» **Problem requirements**: Provide the count of lines that hold "folder" and no other output.

** start Data for processing **

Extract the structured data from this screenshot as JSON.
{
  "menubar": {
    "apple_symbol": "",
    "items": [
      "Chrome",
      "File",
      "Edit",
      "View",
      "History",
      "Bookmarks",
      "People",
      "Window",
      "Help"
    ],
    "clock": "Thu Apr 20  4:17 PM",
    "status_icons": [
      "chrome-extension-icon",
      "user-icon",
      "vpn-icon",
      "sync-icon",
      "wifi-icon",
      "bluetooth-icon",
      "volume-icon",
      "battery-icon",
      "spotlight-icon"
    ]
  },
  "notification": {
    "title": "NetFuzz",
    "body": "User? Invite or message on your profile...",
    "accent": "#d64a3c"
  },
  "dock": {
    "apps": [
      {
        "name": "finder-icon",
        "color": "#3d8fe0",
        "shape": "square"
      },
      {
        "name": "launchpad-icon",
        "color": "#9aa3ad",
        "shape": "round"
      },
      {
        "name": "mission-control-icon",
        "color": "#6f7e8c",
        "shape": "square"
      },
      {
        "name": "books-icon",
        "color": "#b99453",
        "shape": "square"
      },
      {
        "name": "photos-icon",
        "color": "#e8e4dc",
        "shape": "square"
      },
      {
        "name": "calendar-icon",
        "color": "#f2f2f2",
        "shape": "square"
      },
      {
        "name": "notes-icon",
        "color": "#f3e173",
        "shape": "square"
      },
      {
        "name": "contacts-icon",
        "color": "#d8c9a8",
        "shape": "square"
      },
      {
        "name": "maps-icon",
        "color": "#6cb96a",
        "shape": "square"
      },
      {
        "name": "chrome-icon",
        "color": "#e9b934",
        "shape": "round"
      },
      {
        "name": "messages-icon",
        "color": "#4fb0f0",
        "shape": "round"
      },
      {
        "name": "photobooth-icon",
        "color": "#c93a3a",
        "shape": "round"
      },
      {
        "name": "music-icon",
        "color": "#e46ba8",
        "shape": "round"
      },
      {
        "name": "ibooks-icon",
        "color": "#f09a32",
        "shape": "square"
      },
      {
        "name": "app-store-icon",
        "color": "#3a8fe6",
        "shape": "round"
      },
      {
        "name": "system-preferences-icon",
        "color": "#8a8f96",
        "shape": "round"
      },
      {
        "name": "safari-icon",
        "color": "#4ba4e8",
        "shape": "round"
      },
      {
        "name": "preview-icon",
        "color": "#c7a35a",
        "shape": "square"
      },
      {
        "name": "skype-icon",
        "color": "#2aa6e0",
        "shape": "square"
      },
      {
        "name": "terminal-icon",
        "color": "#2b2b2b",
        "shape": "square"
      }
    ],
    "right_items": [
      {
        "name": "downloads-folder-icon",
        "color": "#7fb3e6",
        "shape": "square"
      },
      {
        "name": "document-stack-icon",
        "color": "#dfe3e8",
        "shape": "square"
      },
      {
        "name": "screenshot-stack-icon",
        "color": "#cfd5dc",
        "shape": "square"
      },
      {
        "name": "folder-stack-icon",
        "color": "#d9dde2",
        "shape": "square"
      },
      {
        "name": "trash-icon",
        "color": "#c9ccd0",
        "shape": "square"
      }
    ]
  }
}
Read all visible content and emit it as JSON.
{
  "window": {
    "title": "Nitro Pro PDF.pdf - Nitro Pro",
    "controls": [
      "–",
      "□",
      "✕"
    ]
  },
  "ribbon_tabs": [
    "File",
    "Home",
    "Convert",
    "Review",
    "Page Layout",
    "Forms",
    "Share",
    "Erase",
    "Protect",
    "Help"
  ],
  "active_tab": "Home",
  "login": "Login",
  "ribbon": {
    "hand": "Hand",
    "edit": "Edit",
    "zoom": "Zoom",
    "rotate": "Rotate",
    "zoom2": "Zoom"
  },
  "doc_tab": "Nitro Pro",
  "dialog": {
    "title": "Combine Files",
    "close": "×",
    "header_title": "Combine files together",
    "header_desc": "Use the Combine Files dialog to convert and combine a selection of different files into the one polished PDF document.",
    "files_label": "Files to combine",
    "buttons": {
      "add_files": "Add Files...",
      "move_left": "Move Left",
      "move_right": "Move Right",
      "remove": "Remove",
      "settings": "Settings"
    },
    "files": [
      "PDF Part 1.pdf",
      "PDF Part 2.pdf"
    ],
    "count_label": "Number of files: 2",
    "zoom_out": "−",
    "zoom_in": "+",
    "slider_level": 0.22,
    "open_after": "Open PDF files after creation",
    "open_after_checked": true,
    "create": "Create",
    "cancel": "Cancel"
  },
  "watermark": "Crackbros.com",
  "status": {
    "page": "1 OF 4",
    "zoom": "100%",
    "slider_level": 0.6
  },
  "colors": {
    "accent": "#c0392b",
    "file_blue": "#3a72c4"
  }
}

** end Data for processing **

» **Task result**: 2